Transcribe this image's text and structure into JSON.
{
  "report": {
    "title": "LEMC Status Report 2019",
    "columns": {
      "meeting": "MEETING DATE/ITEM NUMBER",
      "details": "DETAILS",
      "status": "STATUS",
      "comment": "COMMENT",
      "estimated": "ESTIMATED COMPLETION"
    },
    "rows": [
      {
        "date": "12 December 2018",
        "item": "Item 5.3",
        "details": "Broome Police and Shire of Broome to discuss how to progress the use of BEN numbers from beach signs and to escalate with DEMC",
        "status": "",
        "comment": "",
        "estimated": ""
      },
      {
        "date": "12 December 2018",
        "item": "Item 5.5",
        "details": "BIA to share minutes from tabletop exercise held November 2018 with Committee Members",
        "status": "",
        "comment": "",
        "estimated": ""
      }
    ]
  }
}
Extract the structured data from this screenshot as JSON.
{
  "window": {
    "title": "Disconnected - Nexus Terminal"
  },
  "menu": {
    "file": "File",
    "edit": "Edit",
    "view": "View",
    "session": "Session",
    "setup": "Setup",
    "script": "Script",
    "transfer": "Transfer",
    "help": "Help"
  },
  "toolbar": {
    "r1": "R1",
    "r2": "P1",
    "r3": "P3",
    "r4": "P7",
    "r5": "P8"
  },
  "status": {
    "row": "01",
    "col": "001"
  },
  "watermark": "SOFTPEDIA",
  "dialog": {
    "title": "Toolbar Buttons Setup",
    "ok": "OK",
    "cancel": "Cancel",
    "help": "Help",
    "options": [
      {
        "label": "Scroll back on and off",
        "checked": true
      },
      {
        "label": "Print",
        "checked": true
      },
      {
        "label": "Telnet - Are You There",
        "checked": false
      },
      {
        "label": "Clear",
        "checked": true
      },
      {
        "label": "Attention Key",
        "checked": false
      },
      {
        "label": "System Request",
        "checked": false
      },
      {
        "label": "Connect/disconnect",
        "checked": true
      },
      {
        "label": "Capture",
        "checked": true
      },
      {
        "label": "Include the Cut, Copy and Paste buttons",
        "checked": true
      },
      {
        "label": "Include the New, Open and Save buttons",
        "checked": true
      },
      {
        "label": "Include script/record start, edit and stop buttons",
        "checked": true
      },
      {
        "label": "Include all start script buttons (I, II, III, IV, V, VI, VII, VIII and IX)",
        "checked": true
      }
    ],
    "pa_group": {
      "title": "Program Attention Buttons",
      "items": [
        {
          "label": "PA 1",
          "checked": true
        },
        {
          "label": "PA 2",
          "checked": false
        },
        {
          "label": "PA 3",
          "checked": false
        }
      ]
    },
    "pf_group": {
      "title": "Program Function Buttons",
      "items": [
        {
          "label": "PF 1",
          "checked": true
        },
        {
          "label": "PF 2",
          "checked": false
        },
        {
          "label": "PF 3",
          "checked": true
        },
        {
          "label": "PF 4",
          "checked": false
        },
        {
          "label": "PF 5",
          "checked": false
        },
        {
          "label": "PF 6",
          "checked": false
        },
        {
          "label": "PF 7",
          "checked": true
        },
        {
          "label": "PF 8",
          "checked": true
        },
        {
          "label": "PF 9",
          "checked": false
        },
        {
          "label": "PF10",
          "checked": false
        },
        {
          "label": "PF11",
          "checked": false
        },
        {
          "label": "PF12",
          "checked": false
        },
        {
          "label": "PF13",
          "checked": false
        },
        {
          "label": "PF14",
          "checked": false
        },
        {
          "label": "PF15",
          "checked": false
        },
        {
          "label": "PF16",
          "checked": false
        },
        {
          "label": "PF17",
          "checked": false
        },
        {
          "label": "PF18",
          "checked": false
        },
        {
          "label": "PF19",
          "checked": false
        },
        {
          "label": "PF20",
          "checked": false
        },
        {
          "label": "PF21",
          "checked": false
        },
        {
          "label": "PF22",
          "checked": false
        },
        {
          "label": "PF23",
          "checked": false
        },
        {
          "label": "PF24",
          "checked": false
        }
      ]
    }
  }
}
———
Stated exercise
Reproduce the records above exactly.

Answer to this task
Transcribe this image's text and structure into JSON.
{
  "report": {
    "title": "LEMC Status Report 2019",
    "columns": {
      "meeting": "MEETING DATE/ITEM NUMBER",
      "details": "DETAILS",
      "status": "STATUS",
      "comment": "COMMENT",
      "estimated": "ESTIMATED COMPLETION"
    },
    "rows": [
      {
        "date": "12 December 2018",
        "item": "Item 5.3",
        "details": "Broome Police and Shire of Broome to discuss how to progress the use of BEN numbers from beach signs and to escalate with DEMC",
        "status": "",
        "comment": "",
        "estimated": ""
      },
      {
        "date": "12 December 2018",
        "item": "Item 5.5",
        "details": "BIA to share minutes from tabletop exercise held November 2018 with Committee Members",
        "status": "",
        "comment": "",
        "estimated": ""
      }
    ]
  }
}
Extract the structured data from this screenshot as JSON.
{
  "window": {
    "title": "Disconnected - Nexus Terminal"
  },
  "menu": {
    "file": "File",
    "edit": "Edit",
    "view": "View",
    "session": "Session",
    "setup": "Setup",
    "script": "Script",
    "transfer": "Transfer",
    "help": "Help"
  },
  "toolbar": {
    "r1": "R1",
    "r2": "P1",
    "r3": "P3",
    "r4": "P7",
    "r5": "P8"
  },
  "status": {
    "row": "01",
    "col": "001"
  },
  "watermark": "SOFTPEDIA",
  "dialog": {
    "title": "Toolbar Buttons Setup",
    "ok": "OK",
    "cancel": "Cancel",
    "help": "Help",
    "options": [
      {
        "label": "Scroll back on and off",
        "checked": true
      },
      {
        "label": "Print",
        "checked": true
      },
      {
        "label": "Telnet - Are You There",
        "checked": false
      },
      {
        "label": "Clear",
        "checked": true
      },
      {
        "label": "Attention Key",
        "checked": false
      },
      {
        "label": "System Request",
        "checked": false
      },
      {
        "label": "Connect/disconnect",
        "checked": true
      },
      {
        "label": "Capture",
        "checked": true
      },
      {
        "label": "Include the Cut, Copy and Paste buttons",
        "checked": true
      },
      {
        "label": "Include the New, Open and Save buttons",
        "checked": true
      },
      {
        "label": "Include script/record start, edit and stop buttons",
        "checked": true
      },
      {
        "label": "Include all start script buttons (I, II, III, IV, V, VI, VII, VIII and IX)",
        "checked": true
      }
    ],
    "pa_group": {
      "title": "Program Attention Buttons",
      "items": [
        {
          "label": "PA 1",
          "checked": true
        },
        {
          "label": "PA 2",
          "checked": false
        },
        {
          "label": "PA 3",
          "checked": false
        }
      ]
    },
    "pf_group": {
      "title": "Program Function Buttons",
      "items": [
        {
          "label": "PF 1",
          "checked": true
        },
        {
          "label": "PF 2",
          "checked": false
        },
        {
          "label": "PF 3",
          "checked": true
        },
        {
          "label": "PF 4",
          "checked": false
        },
        {
          "label": "PF 5",
          "checked": false
        },
        {
          "label": "PF 6",
          "checked": false
        },
        {
          "label": "PF 7",
          "checked": true
        },
        {
          "label": "PF 8",
          "checked": true
        },
        {
          "label": "PF 9",
          "checked": false
        },
        {
          "label": "PF10",
          "checked": false
        },
        {
          "label": "PF11",
          "checked": false
        },
        {
          "label": "PF12",
          "checked": false
        },
        {
          "label": "PF13",
          "checked": false
        },
        {
          "label": "PF14",
          "checked": false
        },
        {
          "label": "PF15",
          "checked": false
        },
        {
          "label": "PF16",
          "checked": false
        },
        {
          "label": "PF17",
          "checked": false
        },
        {
          "label": "PF18",
          "checked": false
        },
        {
          "label": "PF19",
          "checked": false
        },
        {
          "label": "PF20",
          "checked": false
        },
        {
          "label": "PF21",
          "checked": false
        },
        {
          "label": "PF22",
          "checked": false
        },
        {
          "label": "PF23",
          "checked": false
        },
        {
          "label": "PF24",
          "checked": false
        }
      ]
    }
  }
}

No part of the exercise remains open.